§ Exercise directions: Using the data below, gather each line that includes the word "this".

§ Extracted entries:
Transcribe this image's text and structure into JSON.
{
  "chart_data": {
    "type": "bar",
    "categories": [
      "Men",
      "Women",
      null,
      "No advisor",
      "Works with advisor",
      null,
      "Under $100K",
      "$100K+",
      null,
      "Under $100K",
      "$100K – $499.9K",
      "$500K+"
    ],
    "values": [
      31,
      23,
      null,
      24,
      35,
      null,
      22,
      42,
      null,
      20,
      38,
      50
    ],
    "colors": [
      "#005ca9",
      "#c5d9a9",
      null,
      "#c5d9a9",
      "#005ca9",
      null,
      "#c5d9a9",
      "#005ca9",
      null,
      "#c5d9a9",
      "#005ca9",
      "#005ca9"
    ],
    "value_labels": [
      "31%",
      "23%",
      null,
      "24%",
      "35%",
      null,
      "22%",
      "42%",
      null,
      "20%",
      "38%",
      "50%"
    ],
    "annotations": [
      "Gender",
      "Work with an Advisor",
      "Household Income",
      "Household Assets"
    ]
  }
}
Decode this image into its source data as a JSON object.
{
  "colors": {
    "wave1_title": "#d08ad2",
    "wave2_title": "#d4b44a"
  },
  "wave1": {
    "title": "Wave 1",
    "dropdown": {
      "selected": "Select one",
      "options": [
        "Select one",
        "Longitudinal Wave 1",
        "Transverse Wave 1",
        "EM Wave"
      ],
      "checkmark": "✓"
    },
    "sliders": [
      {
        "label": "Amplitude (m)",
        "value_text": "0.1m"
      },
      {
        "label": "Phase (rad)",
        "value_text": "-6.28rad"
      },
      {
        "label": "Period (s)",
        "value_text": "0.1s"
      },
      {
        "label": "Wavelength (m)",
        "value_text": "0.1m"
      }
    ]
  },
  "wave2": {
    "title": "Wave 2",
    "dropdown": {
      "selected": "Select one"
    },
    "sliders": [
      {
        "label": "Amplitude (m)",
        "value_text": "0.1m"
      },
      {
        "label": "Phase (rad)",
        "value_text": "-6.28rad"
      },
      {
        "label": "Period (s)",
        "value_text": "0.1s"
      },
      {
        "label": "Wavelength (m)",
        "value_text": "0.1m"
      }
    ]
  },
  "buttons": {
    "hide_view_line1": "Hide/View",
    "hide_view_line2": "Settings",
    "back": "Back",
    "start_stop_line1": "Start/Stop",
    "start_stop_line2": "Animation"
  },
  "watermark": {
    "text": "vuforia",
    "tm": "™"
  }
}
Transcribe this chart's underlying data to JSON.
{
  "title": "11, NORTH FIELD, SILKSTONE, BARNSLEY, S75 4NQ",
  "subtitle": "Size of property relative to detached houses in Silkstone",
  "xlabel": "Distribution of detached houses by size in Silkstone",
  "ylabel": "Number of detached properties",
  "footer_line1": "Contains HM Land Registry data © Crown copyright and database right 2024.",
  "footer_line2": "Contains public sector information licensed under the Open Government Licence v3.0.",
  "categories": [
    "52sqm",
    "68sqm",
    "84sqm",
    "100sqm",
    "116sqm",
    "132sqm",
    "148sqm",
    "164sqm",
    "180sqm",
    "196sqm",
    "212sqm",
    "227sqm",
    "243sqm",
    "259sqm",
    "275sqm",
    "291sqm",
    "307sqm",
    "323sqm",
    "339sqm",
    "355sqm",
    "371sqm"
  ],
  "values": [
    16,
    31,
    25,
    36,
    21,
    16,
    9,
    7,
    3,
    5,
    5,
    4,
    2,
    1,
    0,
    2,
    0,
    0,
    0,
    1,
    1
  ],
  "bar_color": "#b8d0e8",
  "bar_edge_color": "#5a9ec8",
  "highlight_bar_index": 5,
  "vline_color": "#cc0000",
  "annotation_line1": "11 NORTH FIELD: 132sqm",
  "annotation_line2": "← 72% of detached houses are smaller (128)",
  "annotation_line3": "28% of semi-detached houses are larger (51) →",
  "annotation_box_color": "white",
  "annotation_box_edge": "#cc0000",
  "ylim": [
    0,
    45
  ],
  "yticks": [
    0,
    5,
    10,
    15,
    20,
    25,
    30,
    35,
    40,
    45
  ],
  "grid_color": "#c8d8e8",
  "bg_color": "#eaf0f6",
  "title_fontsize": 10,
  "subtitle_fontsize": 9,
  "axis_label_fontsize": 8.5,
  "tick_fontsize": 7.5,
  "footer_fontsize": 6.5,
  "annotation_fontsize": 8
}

§ Expected answer:
Transcribe this image's text and structure into JSON.
Decode this image into its source data as a JSON object.
Transcribe this chart's underlying data to JSON.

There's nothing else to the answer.